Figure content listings
<<<<

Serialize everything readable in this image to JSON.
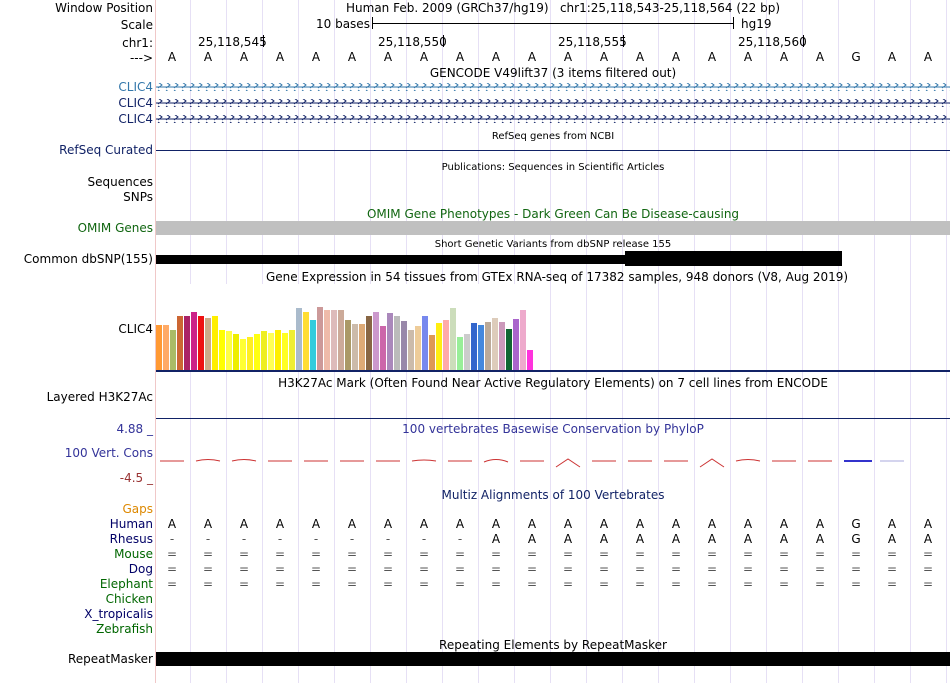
{
  "header": {
    "window_position_label": "Window Position",
    "window_position_value": "Human Feb. 2009 (GRCh37/hg19)   chr1:25,118,543-25,118,564 (22 bp)",
    "scale_label": "Scale",
    "scale_text": "10 bases",
    "scale_db": "hg19",
    "chrom_label": "chr1:",
    "chrom_ticks": [
      "25,118,545",
      "25,118,550",
      "25,118,555",
      "25,118,560"
    ],
    "strand_label": "--->"
  },
  "bases": [
    "A",
    "A",
    "A",
    "A",
    "A",
    "A",
    "A",
    "A",
    "A",
    "A",
    "A",
    "A",
    "A",
    "A",
    "A",
    "A",
    "A",
    "A",
    "A",
    "G",
    "A",
    "A"
  ],
  "gencode": {
    "title": "GENCODE V49lift37 (3 items filtered out)",
    "items": [
      "CLIC4",
      "CLIC4",
      "CLIC4"
    ]
  },
  "refseq": {
    "title": "RefSeq genes from NCBI",
    "label": "RefSeq Curated"
  },
  "publications": {
    "title": "Publications: Sequences in Scientific Articles",
    "labels": [
      "Sequences",
      "SNPs"
    ]
  },
  "omim": {
    "title": "OMIM Gene Phenotypes - Dark Green Can Be Disease-causing",
    "label": "OMIM Genes"
  },
  "dbsnp": {
    "title": "Short Genetic Variants from dbSNP release 155",
    "label": "Common dbSNP(155)"
  },
  "gtex": {
    "title": "Gene Expression in 54 tissues from GTEx RNA-seq of 17382 samples, 948 donors (V8, Aug 2019)",
    "label": "CLIC4",
    "values": [
      0.52,
      0.52,
      0.47,
      0.63,
      0.63,
      0.68,
      0.63,
      0.6,
      0.63,
      0.47,
      0.45,
      0.42,
      0.36,
      0.38,
      0.42,
      0.45,
      0.43,
      0.46,
      0.43,
      0.46,
      0.72,
      0.68,
      0.58,
      0.73,
      0.7,
      0.7,
      0.7,
      0.58,
      0.54,
      0.53,
      0.63,
      0.68,
      0.51,
      0.66,
      0.63,
      0.57,
      0.46,
      0.51,
      0.63,
      0.41,
      0.55,
      0.58,
      0.72,
      0.38,
      0.42,
      0.55,
      0.52,
      0.56,
      0.6,
      0.56,
      0.48,
      0.59,
      0.7,
      0.23
    ],
    "colors": [
      "#ff9933",
      "#ffaa66",
      "#aabb66",
      "#cc6633",
      "#aa2266",
      "#cc2288",
      "#ee1111",
      "#ccaa88",
      "#ffee00",
      "#ffff00",
      "#ffff44",
      "#eeee00",
      "#ffff33",
      "#ffee22",
      "#ffff11",
      "#eeee22",
      "#ffff55",
      "#ffee00",
      "#ffff22",
      "#eeee33",
      "#aabbcc",
      "#ffdd33",
      "#33ccdd",
      "#cc9999",
      "#eebbaa",
      "#ddbbbb",
      "#ccaa99",
      "#aa9966",
      "#ccbbaa",
      "#ddaa77",
      "#886644",
      "#cc99cc",
      "#cc66aa",
      "#aa88bb",
      "#bbbbbb",
      "#9988aa",
      "#ccbbaa",
      "#eecc99",
      "#7788ee",
      "#dd9955",
      "#ffee11",
      "#ffaaaa",
      "#ccddbb",
      "#99ee99",
      "#cccccc",
      "#3366cc",
      "#4488dd",
      "#bbaa99",
      "#ddccbb",
      "#cc99bb",
      "#116633",
      "#aa66cc",
      "#eeaacc",
      "#ff33dd"
    ]
  },
  "h3k27ac": {
    "title": "H3K27Ac Mark (Often Found Near Active Regulatory Elements) on 7 cell lines from ENCODE",
    "label": "Layered H3K27Ac"
  },
  "phylop": {
    "title": "100 vertebrates Basewise Conservation by PhyloP",
    "label": "100 Vert. Cons",
    "max": "4.88 _",
    "min": "-4.5 _"
  },
  "multiz": {
    "title": "Multiz Alignments of 100 Vertebrates",
    "gaps_label": "Gaps",
    "species": [
      {
        "name": "Human",
        "color": "#000066",
        "seq": [
          "A",
          "A",
          "A",
          "A",
          "A",
          "A",
          "A",
          "A",
          "A",
          "A",
          "A",
          "A",
          "A",
          "A",
          "A",
          "A",
          "A",
          "A",
          "A",
          "G",
          "A",
          "A"
        ]
      },
      {
        "name": "Rhesus",
        "color": "#000066",
        "seq": [
          "-",
          "-",
          "-",
          "-",
          "-",
          "-",
          "-",
          "-",
          "-",
          "A",
          "A",
          "A",
          "A",
          "A",
          "A",
          "A",
          "A",
          "A",
          "A",
          "G",
          "A",
          "A"
        ]
      },
      {
        "name": "Mouse",
        "color": "#006600",
        "seq": [
          "=",
          "=",
          "=",
          "=",
          "=",
          "=",
          "=",
          "=",
          "=",
          "=",
          "=",
          "=",
          "=",
          "=",
          "=",
          "=",
          "=",
          "=",
          "=",
          "=",
          "=",
          "="
        ]
      },
      {
        "name": "Dog",
        "color": "#000066",
        "seq": [
          "=",
          "=",
          "=",
          "=",
          "=",
          "=",
          "=",
          "=",
          "=",
          "=",
          "=",
          "=",
          "=",
          "=",
          "=",
          "=",
          "=",
          "=",
          "=",
          "=",
          "=",
          "="
        ]
      },
      {
        "name": "Elephant",
        "color": "#006600",
        "seq": [
          "=",
          "=",
          "=",
          "=",
          "=",
          "=",
          "=",
          "=",
          "=",
          "=",
          "=",
          "=",
          "=",
          "=",
          "=",
          "=",
          "=",
          "=",
          "=",
          "=",
          "=",
          "="
        ]
      },
      {
        "name": "Chicken",
        "color": "#006600",
        "seq": []
      },
      {
        "name": "X_tropicalis",
        "color": "#000066",
        "seq": []
      },
      {
        "name": "Zebrafish",
        "color": "#006600",
        "seq": []
      }
    ]
  },
  "repeatmasker": {
    "title": "Repeating Elements by RepeatMasker",
    "label": "RepeatMasker"
  }
}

>>>>

| Exercise requirements |
Once the pictures are set aside, copy the remaining text of every entry exactly.

| Final answer |
Serialize everything readable in this image to JSON.
{
  "header": {
    "window_position_label": "Window Position",
    "window_position_value": "Human Feb. 2009 (GRCh37/hg19)   chr1:25,118,543-25,118,564 (22 bp)",
    "scale_label": "Scale",
    "scale_text": "10 bases",
    "scale_db": "hg19",
    "chrom_label": "chr1:",
    "chrom_ticks": [
      "25,118,545",
      "25,118,550",
      "25,118,555",
      "25,118,560"
    ],
    "strand_label": "--->"
  },
  "bases": [
    "A",
    "A",
    "A",
    "A",
    "A",
    "A",
    "A",
    "A",
    "A",
    "A",
    "A",
    "A",
    "A",
    "A",
    "A",
    "A",
    "A",
    "A",
    "A",
    "G",
    "A",
    "A"
  ],
  "gencode": {
    "title": "GENCODE V49lift37 (3 items filtered out)",
    "items": [
      "CLIC4",
      "CLIC4",
      "CLIC4"
    ]
  },
  "refseq": {
    "title": "RefSeq genes from NCBI",
    "label": "RefSeq Curated"
  },
  "publications": {
    "title": "Publications: Sequences in Scientific Articles",
    "labels": [
      "Sequences",
      "SNPs"
    ]
  },
  "omim": {
    "title": "OMIM Gene Phenotypes - Dark Green Can Be Disease-causing",
    "label": "OMIM Genes"
  },
  "dbsnp": {
    "title": "Short Genetic Variants from dbSNP release 155",
    "label": "Common dbSNP(155)"
  },
  "gtex": {
    "title": "Gene Expression in 54 tissues from GTEx RNA-seq of 17382 samples, 948 donors (V8, Aug 2019)",
    "label": "CLIC4",
    "values": [
      0.52,
      0.52,
      0.47,
      0.63,
      0.63,
      0.68,
      0.63,
      0.6,
      0.63,
      0.47,
      0.45,
      0.42,
      0.36,
      0.38,
      0.42,
      0.45,
      0.43,
      0.46,
      0.43,
      0.46,
      0.72,
      0.68,
      0.58,
      0.73,
      0.7,
      0.7,
      0.7,
      0.58,
      0.54,
      0.53,
      0.63,
      0.68,
      0.51,
      0.66,
      0.63,
      0.57,
      0.46,
      0.51,
      0.63,
      0.41,
      0.55,
      0.58,
      0.72,
      0.38,
      0.42,
      0.55,
      0.52,
      0.56,
      0.6,
      0.56,
      0.48,
      0.59,
      0.7,
      0.23
    ],
    "colors": [
      "#ff9933",
      "#ffaa66",
      "#aabb66",
      "#cc6633",
      "#aa2266",
      "#cc2288",
      "#ee1111",
      "#ccaa88",
      "#ffee00",
      "#ffff00",
      "#ffff44",
      "#eeee00",
      "#ffff33",
      "#ffee22",
      "#ffff11",
      "#eeee22",
      "#ffff55",
      "#ffee00",
      "#ffff22",
      "#eeee33",
      "#aabbcc",
      "#ffdd33",
      "#33ccdd",
      "#cc9999",
      "#eebbaa",
      "#ddbbbb",
      "#ccaa99",
      "#aa9966",
      "#ccbbaa",
      "#ddaa77",
      "#886644",
      "#cc99cc",
      "#cc66aa",
      "#aa88bb",
      "#bbbbbb",
      "#9988aa",
      "#ccbbaa",
      "#eecc99",
      "#7788ee",
      "#dd9955",
      "#ffee11",
      "#ffaaaa",
      "#ccddbb",
      "#99ee99",
      "#cccccc",
      "#3366cc",
      "#4488dd",
      "#bbaa99",
      "#ddccbb",
      "#cc99bb",
      "#116633",
      "#aa66cc",
      "#eeaacc",
      "#ff33dd"
    ]
  },
  "h3k27ac": {
    "title": "H3K27Ac Mark (Often Found Near Active Regulatory Elements) on 7 cell lines from ENCODE",
    "label": "Layered H3K27Ac"
  },
  "phylop": {
    "title": "100 vertebrates Basewise Conservation by PhyloP",
    "label": "100 Vert. Cons",
    "max": "4.88 _",
    "min": "-4.5 _"
  },
  "multiz": {
    "title": "Multiz Alignments of 100 Vertebrates",
    "gaps_label": "Gaps",
    "species": [
      {
        "name": "Human",
        "color": "#000066",
        "seq": [
          "A",
          "A",
          "A",
          "A",
          "A",
          "A",
          "A",
          "A",
          "A",
          "A",
          "A",
          "A",
          "A",
          "A",
          "A",
          "A",
          "A",
          "A",
          "A",
          "G",
          "A",
          "A"
        ]
      },
      {
        "name": "Rhesus",
        "color": "#000066",
        "seq": [
          "-",
          "-",
          "-",
          "-",
          "-",
          "-",
          "-",
          "-",
          "-",
          "A",
          "A",
          "A",
          "A",
          "A",
          "A",
          "A",
          "A",
          "A",
          "A",
          "G",
          "A",
          "A"
        ]
      },
      {
        "name": "Mouse",
        "color": "#006600",
        "seq": [
          "=",
          "=",
          "=",
          "=",
          "=",
          "=",
          "=",
          "=",
          "=",
          "=",
          "=",
          "=",
          "=",
          "=",
          "=",
          "=",
          "=",
          "=",
          "=",
          "=",
          "=",
          "="
        ]
      },
      {
        "name": "Dog",
        "color": "#000066",
        "seq": [
          "=",
          "=",
          "=",
          "=",
          "=",
          "=",
          "=",
          "=",
          "=",
          "=",
          "=",
          "=",
          "=",
          "=",
          "=",
          "=",
          "=",
          "=",
          "=",
          "=",
          "=",
          "="
        ]
      },
      {
        "name": "Elephant",
        "color": "#006600",
        "seq": [
          "=",
          "=",
          "=",
          "=",
          "=",
          "=",
          "=",
          "=",
          "=",
          "=",
          "=",
          "=",
          "=",
          "=",
          "=",
          "=",
          "=",
          "=",
          "=",
          "=",
          "=",
          "="
        ]
      },
      {
        "name": "Chicken",
        "color": "#006600",
        "seq": []
      },
      {
        "name": "X_tropicalis",
        "color": "#000066",
        "seq": []
      },
      {
        "name": "Zebrafish",
        "color": "#006600",
        "seq": []
      }
    ]
  },
  "repeatmasker": {
    "title": "Repeating Elements by RepeatMasker",
    "label": "RepeatMasker"
  }
}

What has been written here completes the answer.